■ **Direction 1**
In the treatise on good manners, reproduce the passage starting with "Whoever makes the" and going on through "those below us.", swapping "lawyers" for "physicians".
■ **Direction 2**
Recast the paragraph of the treatise on good manners that opens "Pride, ill nature, and want of sense" as a short bulleted list that keeps its main points.
■ **Direction 3**
According to the treatise on good manners, why must a tradesman or a farmer be pressed to eat or drink? Answer in one to three sentences.

■ **Passage given**
☆ ☆ ☆ ☆ ☆ ☆ ☆
The Works of the Rev. Jonathan Swift/Volume 10/A Treatise on good Manners

1541640The Works of the Rev. Jonathan Swift, Volume 10
— A Treatise on good Manners
1726Jonathan Swift

A


TREATISE


ON


GOOD MANNERS AND GOOD BREEDING[1].


GOOD Manners is the art of making those people easy with whom we converse.

Whoever makes the fewest persons uneasy is the best bred in the company.

As the best law is founded upon reason, so are the best manners. And as some lawyers have introduced unreasonable things into common law, so likewise many teachers have introduced absurd things into common good manners.

One principal point of this art is, to suit our behaviour to the three several degrees of men; our superiours, our equals, and those below us.

For instance, to press either of the two former to eat or drink, is a breach of manners; but a tradesman or a farmer must be thus treated, or else it will be difficult to persuade them that they are welcome.

Pride, ill nature, and want of sense, are the three great sources of ill manners; without some one of these defects, no man will behave himself ill for want of experience, or of what, in the language of fools, is called knowing the world.
☆ ☆ ☆ ☆ ☆ ☆ ☆
■ **Information shown**
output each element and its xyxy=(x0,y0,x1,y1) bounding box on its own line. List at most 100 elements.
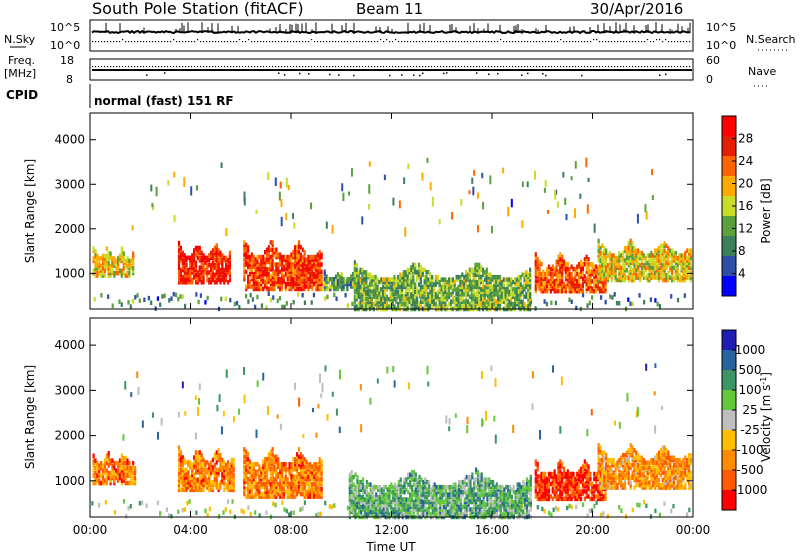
☆ ☆ ☆ ☆ ☆ ☆ ☆
■ **Worked answer 1**
Whoever makes the fewest persons uneasy is the best bred in the company.

As the best law is founded upon reason, so are the best manners. And as some physicians have introduced unreasonable things into common law, so likewise many teachers have introduced absurd things into common good manners.

One principal point of this art is, to suit our behaviour to the three several degrees of men; our superiours, our equals, and those below us.

■ **Worked answer 2**
- The three great sources of ill manners are pride, ill nature, and want of sense.
- Without at least one of these defects, no man behaves badly merely from lack of experience or of what fools call knowing the world.

■ **Worked answer 3**
A tradesman or a farmer must be pressed to eat or drink because otherwise it will be difficult to persuade them that they are welcome. Pressing a superior or an equal the same way would be a breach of manners.